Look through the material and copy each line holding "JSON".

========================================================================

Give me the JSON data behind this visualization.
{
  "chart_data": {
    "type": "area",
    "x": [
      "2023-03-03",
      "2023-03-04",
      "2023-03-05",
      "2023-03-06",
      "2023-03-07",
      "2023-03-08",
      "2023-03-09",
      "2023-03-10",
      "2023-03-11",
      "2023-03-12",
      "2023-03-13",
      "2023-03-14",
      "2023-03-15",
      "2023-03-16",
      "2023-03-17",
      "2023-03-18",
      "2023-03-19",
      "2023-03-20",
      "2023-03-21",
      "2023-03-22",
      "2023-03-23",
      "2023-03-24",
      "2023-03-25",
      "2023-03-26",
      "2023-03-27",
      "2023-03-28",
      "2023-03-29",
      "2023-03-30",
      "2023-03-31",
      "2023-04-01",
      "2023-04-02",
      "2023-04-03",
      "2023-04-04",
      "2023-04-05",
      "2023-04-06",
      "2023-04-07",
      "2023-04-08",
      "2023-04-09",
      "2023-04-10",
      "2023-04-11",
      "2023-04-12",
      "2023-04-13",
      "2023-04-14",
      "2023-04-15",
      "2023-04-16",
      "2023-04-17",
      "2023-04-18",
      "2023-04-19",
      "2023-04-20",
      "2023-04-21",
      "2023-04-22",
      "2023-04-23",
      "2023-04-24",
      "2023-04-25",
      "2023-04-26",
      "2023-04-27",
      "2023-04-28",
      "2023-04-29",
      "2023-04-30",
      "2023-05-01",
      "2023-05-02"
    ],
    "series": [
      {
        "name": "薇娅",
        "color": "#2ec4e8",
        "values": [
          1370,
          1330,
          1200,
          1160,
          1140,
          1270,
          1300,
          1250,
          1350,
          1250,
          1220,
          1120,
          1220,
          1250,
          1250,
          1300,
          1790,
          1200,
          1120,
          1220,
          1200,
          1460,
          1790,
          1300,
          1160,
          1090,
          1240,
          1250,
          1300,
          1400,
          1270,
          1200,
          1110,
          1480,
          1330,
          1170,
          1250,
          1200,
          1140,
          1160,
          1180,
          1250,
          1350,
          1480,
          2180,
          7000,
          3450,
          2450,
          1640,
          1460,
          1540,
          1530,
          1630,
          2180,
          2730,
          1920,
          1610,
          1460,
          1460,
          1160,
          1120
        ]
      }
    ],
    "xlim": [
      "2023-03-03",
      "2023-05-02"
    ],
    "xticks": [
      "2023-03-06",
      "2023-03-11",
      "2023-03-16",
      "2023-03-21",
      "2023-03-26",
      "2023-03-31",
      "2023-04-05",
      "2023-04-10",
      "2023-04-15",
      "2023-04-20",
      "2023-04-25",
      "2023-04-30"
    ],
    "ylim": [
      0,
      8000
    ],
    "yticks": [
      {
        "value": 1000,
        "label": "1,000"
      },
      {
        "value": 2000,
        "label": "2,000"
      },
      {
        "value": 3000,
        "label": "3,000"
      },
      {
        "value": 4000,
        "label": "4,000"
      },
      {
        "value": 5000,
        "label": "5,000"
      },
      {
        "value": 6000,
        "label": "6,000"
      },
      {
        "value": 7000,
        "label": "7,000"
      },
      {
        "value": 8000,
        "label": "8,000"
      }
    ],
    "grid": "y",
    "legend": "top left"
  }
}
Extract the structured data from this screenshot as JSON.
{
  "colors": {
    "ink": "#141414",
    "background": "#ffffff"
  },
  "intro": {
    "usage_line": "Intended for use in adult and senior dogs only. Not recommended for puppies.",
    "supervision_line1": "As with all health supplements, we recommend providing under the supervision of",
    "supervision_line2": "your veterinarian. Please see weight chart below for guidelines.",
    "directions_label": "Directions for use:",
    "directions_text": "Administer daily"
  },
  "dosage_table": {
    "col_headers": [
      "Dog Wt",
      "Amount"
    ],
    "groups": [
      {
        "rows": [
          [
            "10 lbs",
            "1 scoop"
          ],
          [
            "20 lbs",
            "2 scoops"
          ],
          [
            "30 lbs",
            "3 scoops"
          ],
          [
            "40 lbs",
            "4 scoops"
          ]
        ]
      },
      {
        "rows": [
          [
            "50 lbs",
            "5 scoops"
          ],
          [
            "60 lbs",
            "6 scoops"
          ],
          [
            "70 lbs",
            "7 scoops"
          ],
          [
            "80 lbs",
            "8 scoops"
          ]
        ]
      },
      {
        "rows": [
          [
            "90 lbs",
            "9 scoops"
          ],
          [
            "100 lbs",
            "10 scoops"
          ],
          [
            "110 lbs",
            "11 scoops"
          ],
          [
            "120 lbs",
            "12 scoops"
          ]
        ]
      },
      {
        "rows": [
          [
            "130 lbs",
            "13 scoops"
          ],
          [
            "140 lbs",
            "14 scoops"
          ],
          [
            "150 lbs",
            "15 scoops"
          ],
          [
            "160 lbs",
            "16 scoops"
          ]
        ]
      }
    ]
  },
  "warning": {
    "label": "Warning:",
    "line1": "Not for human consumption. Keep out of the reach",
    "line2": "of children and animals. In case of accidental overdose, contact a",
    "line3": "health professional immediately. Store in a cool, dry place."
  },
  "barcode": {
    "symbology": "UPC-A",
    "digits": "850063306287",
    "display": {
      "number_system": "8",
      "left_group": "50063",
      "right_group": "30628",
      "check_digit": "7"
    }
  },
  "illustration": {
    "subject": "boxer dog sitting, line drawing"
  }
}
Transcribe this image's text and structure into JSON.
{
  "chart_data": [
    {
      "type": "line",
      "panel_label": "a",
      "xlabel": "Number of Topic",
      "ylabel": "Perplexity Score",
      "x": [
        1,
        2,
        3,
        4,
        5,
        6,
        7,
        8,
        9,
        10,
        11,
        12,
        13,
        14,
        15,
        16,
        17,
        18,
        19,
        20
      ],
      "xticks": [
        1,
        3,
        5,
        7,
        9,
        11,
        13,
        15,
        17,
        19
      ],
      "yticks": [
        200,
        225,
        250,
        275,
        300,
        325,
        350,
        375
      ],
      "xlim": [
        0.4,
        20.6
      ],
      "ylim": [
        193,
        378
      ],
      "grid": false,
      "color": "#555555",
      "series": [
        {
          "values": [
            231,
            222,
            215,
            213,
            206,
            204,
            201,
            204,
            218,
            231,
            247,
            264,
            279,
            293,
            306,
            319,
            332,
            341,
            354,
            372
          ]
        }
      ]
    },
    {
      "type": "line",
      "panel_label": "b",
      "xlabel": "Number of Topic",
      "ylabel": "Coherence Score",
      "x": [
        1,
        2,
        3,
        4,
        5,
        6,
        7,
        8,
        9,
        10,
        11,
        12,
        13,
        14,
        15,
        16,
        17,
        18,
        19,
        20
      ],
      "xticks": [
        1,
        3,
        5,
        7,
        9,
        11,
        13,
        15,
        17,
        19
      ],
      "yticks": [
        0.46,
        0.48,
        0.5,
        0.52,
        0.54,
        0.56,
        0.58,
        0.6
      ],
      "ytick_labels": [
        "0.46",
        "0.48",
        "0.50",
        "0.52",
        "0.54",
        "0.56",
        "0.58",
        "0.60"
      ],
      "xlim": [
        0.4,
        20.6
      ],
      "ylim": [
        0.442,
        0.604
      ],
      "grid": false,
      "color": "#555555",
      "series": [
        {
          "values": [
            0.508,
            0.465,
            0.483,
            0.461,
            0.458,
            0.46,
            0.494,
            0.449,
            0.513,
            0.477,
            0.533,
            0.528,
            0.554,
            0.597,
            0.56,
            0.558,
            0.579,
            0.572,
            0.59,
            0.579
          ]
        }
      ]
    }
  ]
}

========================================================================

> **Expected answer**:
Give me the JSON data behind this visualization.
Extract the structured data from this screenshot as JSON.
Transcribe this image's text and structure into JSON.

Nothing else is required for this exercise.